• [EXERCISE REQUIREMENTS]: Reproduce all records exactly.

Items from a data source:
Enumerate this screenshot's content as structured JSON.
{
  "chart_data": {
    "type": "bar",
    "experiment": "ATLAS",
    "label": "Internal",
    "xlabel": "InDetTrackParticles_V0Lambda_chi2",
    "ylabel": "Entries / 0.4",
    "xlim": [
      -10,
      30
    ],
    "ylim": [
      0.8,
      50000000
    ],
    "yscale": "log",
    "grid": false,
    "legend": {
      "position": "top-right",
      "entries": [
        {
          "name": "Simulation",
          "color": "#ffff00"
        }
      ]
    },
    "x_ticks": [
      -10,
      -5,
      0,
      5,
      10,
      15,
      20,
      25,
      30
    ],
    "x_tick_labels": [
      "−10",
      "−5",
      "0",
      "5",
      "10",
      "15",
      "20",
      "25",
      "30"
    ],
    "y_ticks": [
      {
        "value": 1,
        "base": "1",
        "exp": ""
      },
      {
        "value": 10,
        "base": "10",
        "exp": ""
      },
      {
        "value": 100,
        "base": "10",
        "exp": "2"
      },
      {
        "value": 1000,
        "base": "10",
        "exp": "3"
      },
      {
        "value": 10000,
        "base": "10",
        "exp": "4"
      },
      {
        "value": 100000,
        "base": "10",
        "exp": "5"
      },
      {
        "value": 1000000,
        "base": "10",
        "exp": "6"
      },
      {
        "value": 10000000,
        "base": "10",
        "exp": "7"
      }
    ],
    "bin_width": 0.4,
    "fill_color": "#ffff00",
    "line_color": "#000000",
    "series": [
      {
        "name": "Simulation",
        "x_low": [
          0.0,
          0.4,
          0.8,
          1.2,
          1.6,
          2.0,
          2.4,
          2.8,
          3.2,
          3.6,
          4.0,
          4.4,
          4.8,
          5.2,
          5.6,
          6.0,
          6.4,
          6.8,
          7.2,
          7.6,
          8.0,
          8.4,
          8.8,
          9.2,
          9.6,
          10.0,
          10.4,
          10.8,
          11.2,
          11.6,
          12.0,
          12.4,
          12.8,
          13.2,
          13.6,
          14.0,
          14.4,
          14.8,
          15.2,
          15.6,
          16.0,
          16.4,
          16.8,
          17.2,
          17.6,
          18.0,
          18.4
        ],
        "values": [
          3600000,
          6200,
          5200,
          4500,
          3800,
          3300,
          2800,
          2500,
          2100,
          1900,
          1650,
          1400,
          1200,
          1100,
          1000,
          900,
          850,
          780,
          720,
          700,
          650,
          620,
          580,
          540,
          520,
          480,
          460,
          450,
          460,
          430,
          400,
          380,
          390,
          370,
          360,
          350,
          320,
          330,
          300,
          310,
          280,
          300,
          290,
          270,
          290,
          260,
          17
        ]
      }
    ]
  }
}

• [ANSWER TO THE EXERCISE]:
Enumerate this screenshot's content as structured JSON.
{
  "chart_data": {
    "type": "bar",
    "experiment": "ATLAS",
    "label": "Internal",
    "xlabel": "InDetTrackParticles_V0Lambda_chi2",
    "ylabel": "Entries / 0.4",
    "xlim": [
      -10,
      30
    ],
    "ylim": [
      0.8,
      50000000
    ],
    "yscale": "log",
    "grid": false,
    "legend": {
      "position": "top-right",
      "entries": [
        {
          "name": "Simulation",
          "color": "#ffff00"
        }
      ]
    },
    "x_ticks": [
      -10,
      -5,
      0,
      5,
      10,
      15,
      20,
      25,
      30
    ],
    "x_tick_labels": [
      "−10",
      "−5",
      "0",
      "5",
      "10",
      "15",
      "20",
      "25",
      "30"
    ],
    "y_ticks": [
      {
        "value": 1,
        "base": "1",
        "exp": ""
      },
      {
        "value": 10,
        "base": "10",
        "exp": ""
      },
      {
        "value": 100,
        "base": "10",
        "exp": "2"
      },
      {
        "value": 1000,
        "base": "10",
        "exp": "3"
      },
      {
        "value": 10000,
        "base": "10",
        "exp": "4"
      },
      {
        "value": 100000,
        "base": "10",
        "exp": "5"
      },
      {
        "value": 1000000,
        "base": "10",
        "exp": "6"
      },
      {
        "value": 10000000,
        "base": "10",
        "exp": "7"
      }
    ],
    "bin_width": 0.4,
    "fill_color": "#ffff00",
    "line_color": "#000000",
    "series": [
      {
        "name": "Simulation",
        "x_low": [
          0.0,
          0.4,
          0.8,
          1.2,
          1.6,
          2.0,
          2.4,
          2.8,
          3.2,
          3.6,
          4.0,
          4.4,
          4.8,
          5.2,
          5.6,
          6.0,
          6.4,
          6.8,
          7.2,
          7.6,
          8.0,
          8.4,
          8.8,
          9.2,
          9.6,
          10.0,
          10.4,
          10.8,
          11.2,
          11.6,
          12.0,
          12.4,
          12.8,
          13.2,
          13.6,
          14.0,
          14.4,
          14.8,
          15.2,
          15.6,
          16.0,
          16.4,
          16.8,
          17.2,
          17.6,
          18.0,
          18.4
        ],
        "values": [
          3600000,
          6200,
          5200,
          4500,
          3800,
          3300,
          2800,
          2500,
          2100,
          1900,
          1650,
          1400,
          1200,
          1100,
          1000,
          900,
          850,
          780,
          720,
          700,
          650,
          620,
          580,
          540,
          520,
          480,
          460,
          450,
          460,
          430,
          400,
          380,
          390,
          370,
          360,
          350,
          320,
          330,
          300,
          310,
          280,
          300,
          290,
          270,
          290,
          260,
          17
        ]
      }
    ]
  }
}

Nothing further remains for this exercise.